====== NOTÍCIA APRESENTADA ======
Município de Santa Luzia do Pará é obrigado a reformar escola quilombola sem água e banheiro
A decisão atende a uma ação civil pública do Ministério Público Federal (MPF)
A Justiça Federal condenou o município de Santa Luzia do Pará, no nordeste paraense, a realizar obras imediatas em uma escola que atende a comunidade quilombola Jacarequara e a pagar uma indenização de R$ 500 mil por danos morais coletivos. A decisão atende a uma ação civil pública do Ministério Público Federal (MPF), que flagrou a unidade de ensino funcionando sem água encanada, sem esgoto e com riscos de segurança aos alunos.
Segundo a ação ajuizada pelo MPF em 2023, a obra da escola constava como 100% concluída no Sistema Integrado de Monitoramento, Execução e Controle do Ministério da Educação (Simec). O projeto foi financiado com R$ 862,7 mil em recursos do Fundo Nacional de Desenvolvimento da Educação (FNDE). Na prática, porém, uma vistoria do MPF revelou um cenário oposto. A reportagem do Grupo Liberal tenta contato com a prefeitura e o espaço segue aberto.
De acordo com MPF, sem fossa séptica e com banheiros inoperantes por falta de abastecimento, as crianças precisavam voltar para suas casas para utilizar o sanitário ou recorrer a um banheiro improvisado nos fundos do prédio, cercado apenas por uma lona plástica. Para preparar a merenda escolar, funcionários tinham que carregar água em baldes.
Relatório
O relatório do MPF, que embasou a sentença da Justiça Federal em Paragominas, também detalhou a existência de rachaduras no teto, mofo, pisos quebrados, quadro de energia elétrico aberto com fiação exposta e janelas sem vidro. A inspeção apontou, ainda, a falta de ventiladores ou aparelhos de ar-condicionado nas salas de aula e o armazenamento de extintores de incêndio com validade vencida desde 2021. A sala que deveria ser destinada à informática não possuía nenhum computador.
Falta de manifestação
Mesmo citada pela Justiça durante o andamento do processo, a prefeitura de Santa Luzia do Pará não apresentou contestação, o que levou à decretação de sua revelia. O responsável pela unidade escolar chegou a informar ao MPF que o município havia feito uma vistoria no início de 2023 com promessa de solução a curto prazo, o que não ocorreu.
Na sentença, a Justiça Federal classificou a submissão de crianças quilombolas a essas condições por anos como uma lesão intolerável e ofensiva aos direitos fundamentais, agravada pela vulnerabilidade histórica da comunidade atingida.
Execuções obrigatórias
A decisão judicial determinou uma lista de execuções obrigatórias sob pena de multa diária. Entre elas estão a perfuração de poço artesiano, ligação da rede hidráulica, construção de fossa séptica, reparos na fiação elétrica, conserto do teto e aquisição de computadores. O valor da condenação de R$ 500 mil não será revertido para um fundo difuso genérico. A Justiça determinou que a destinação do valor seja feita mediante controle judicial e com a participação direta da comunidade quilombola Jacarequara, respeitando o princípio da autodeterminação dos povos tradicionais. Ainda cabe recurso contra a decisão.
====== DADOS DISPONÍVEIS ======
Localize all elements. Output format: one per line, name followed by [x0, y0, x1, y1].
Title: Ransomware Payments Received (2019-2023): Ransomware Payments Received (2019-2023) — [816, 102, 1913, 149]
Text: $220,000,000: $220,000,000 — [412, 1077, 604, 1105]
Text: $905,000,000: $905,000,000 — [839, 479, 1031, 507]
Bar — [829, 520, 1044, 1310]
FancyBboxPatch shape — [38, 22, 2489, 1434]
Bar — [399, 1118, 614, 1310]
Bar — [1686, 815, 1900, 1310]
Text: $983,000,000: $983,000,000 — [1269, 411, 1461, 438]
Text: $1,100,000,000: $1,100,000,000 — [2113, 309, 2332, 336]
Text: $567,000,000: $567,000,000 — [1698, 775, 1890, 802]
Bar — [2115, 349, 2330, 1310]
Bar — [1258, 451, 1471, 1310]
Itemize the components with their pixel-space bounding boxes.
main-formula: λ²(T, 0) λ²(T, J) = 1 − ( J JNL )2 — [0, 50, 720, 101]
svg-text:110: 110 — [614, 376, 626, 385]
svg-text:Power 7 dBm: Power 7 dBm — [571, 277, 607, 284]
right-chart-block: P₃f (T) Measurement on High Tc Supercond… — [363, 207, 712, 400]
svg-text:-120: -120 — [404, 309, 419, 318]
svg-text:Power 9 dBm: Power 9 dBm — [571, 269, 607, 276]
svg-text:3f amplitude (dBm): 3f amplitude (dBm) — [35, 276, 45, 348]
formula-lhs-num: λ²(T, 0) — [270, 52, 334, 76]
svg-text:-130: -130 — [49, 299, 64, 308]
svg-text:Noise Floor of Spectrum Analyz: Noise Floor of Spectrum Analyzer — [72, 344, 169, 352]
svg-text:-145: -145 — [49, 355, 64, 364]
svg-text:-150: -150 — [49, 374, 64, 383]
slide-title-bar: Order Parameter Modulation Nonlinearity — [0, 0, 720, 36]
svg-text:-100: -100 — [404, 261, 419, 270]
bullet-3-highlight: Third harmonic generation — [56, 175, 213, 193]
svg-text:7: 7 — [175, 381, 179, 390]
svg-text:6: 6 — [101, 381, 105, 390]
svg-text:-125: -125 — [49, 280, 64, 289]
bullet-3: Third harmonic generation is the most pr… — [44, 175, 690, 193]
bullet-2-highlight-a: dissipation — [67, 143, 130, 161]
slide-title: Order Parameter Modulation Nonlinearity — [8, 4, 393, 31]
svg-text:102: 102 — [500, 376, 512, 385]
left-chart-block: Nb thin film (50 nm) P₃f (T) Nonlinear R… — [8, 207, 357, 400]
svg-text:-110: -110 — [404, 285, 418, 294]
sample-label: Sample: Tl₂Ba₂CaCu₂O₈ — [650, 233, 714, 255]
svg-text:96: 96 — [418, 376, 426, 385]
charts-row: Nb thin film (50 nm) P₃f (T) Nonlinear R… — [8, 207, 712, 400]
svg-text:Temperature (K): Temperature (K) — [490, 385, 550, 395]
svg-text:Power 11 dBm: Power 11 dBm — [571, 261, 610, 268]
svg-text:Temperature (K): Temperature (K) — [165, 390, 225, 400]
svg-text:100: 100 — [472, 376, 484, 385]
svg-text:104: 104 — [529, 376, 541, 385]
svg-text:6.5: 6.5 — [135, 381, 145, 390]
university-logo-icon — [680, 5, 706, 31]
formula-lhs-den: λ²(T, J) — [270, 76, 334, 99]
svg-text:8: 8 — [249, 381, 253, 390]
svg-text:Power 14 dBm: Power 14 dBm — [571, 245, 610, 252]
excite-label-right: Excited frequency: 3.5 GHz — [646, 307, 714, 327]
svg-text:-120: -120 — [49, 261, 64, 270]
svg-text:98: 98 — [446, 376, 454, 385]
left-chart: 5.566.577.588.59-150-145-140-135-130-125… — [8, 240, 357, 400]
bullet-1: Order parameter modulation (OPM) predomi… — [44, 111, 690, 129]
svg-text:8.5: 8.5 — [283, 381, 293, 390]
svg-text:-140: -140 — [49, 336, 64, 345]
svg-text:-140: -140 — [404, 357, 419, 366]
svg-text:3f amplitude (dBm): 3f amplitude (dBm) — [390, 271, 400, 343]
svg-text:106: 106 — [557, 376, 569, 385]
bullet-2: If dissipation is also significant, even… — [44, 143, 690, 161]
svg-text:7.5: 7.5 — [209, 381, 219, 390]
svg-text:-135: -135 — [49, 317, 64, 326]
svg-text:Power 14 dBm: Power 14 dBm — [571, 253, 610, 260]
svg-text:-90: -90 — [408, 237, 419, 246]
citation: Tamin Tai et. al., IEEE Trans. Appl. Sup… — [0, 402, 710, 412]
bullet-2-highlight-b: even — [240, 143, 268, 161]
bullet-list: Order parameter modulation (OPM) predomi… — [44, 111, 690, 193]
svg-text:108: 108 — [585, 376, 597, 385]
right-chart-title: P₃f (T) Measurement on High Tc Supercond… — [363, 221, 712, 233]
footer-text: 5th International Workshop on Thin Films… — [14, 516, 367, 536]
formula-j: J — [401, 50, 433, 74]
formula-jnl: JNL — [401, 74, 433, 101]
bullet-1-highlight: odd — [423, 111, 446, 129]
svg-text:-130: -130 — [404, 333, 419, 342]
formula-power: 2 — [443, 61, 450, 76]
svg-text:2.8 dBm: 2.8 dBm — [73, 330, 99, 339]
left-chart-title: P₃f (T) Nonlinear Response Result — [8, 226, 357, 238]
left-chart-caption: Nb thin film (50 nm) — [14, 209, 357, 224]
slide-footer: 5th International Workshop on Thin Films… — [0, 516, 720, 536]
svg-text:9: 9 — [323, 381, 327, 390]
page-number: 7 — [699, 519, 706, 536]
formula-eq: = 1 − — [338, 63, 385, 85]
======
_O QUE FAZER_
1 – Traduza para o inglês esta frase da notícia sobre a escola quilombola: "Para preparar a merenda escolar, funcionários tinham que carregar água em baldes."
2 – Segundo a notícia sobre a escola quilombola, qual é o valor da indenização que o município terá de pagar?
3 – Reproduza o trecho da notícia sobre a escola quilombola que vai de "Na sentença, a" até "da comunidade atingida.".
Responda usando só a notícia, sem buscar outras fontes.

_RESPOSTAS_
1 – To prepare school meals, staff had to carry water in buckets.

2 – R$ 500 mil, por danos morais coletivos.

3 –
Na sentença, a Justiça Federal classificou a submissão de crianças quilombolas a essas condições por anos como uma lesão intolerável e ofensiva aos direitos fundamentais, agravada pela vulnerabilidade histórica da comunidade atingida.